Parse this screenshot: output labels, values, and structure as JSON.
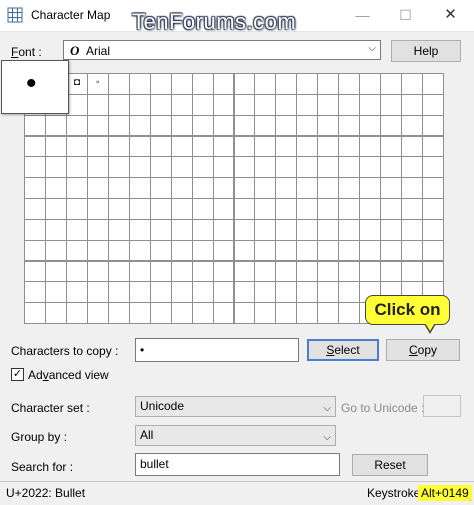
{
  "window": {
    "title": "Character Map",
    "watermark": "TenForums.com",
    "minimize_glyph": "—",
    "maximize_glyph": "☐",
    "close_glyph": "✕"
  },
  "font": {
    "label_prefix": "",
    "label_key": "F",
    "label_rest": "ont :",
    "glyph": "O",
    "value": "Arial",
    "help_label": "Help"
  },
  "grid": {
    "rows": 12,
    "cols": 20,
    "cells": [
      "",
      "•",
      "◘",
      "◦"
    ],
    "enlarged_char": "•"
  },
  "callout": {
    "text": "Click on"
  },
  "copy_row": {
    "label": "Characters to copy :",
    "value": "•",
    "select_label": "Select",
    "select_key": "S",
    "copy_label": "Copy",
    "copy_key": "C"
  },
  "advanced": {
    "label": "Advanced view",
    "key": "v",
    "checked": "✓"
  },
  "character_set": {
    "label": "Character set :",
    "value": "Unicode",
    "goto_label": "Go to Unicode :"
  },
  "group_by": {
    "label": "Group by :",
    "value": "All"
  },
  "search": {
    "label": "Search for :",
    "value": "bullet",
    "reset_label": "Reset"
  },
  "status": {
    "info": "U+2022: Bullet",
    "keystroke_label": "Keystroke:",
    "keystroke_value": "Alt+0149"
  }
}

○ ○ ○

# Problem
Copy out each line exactly, without the pictures.

# Answer in full
Parse this screenshot: output labels, values, and structure as JSON.
{
  "window": {
    "title": "Character Map",
    "watermark": "TenForums.com",
    "minimize_glyph": "—",
    "maximize_glyph": "☐",
    "close_glyph": "✕"
  },
  "font": {
    "label_prefix": "",
    "label_key": "F",
    "label_rest": "ont :",
    "glyph": "O",
    "value": "Arial",
    "help_label": "Help"
  },
  "grid": {
    "rows": 12,
    "cols": 20,
    "cells": [
      "",
      "•",
      "◘",
      "◦"
    ],
    "enlarged_char": "•"
  },
  "callout": {
    "text": "Click on"
  },
  "copy_row": {
    "label": "Characters to copy :",
    "value": "•",
    "select_label": "Select",
    "select_key": "S",
    "copy_label": "Copy",
    "copy_key": "C"
  },
  "advanced": {
    "label": "Advanced view",
    "key": "v",
    "checked": "✓"
  },
  "character_set": {
    "label": "Character set :",
    "value": "Unicode",
    "goto_label": "Go to Unicode :"
  },
  "group_by": {
    "label": "Group by :",
    "value": "All"
  },
  "search": {
    "label": "Search for :",
    "value": "bullet",
    "reset_label": "Reset"
  },
  "status": {
    "info": "U+2022: Bullet",
    "keystroke_label": "Keystroke:",
    "keystroke_value": "Alt+0149"
  }
}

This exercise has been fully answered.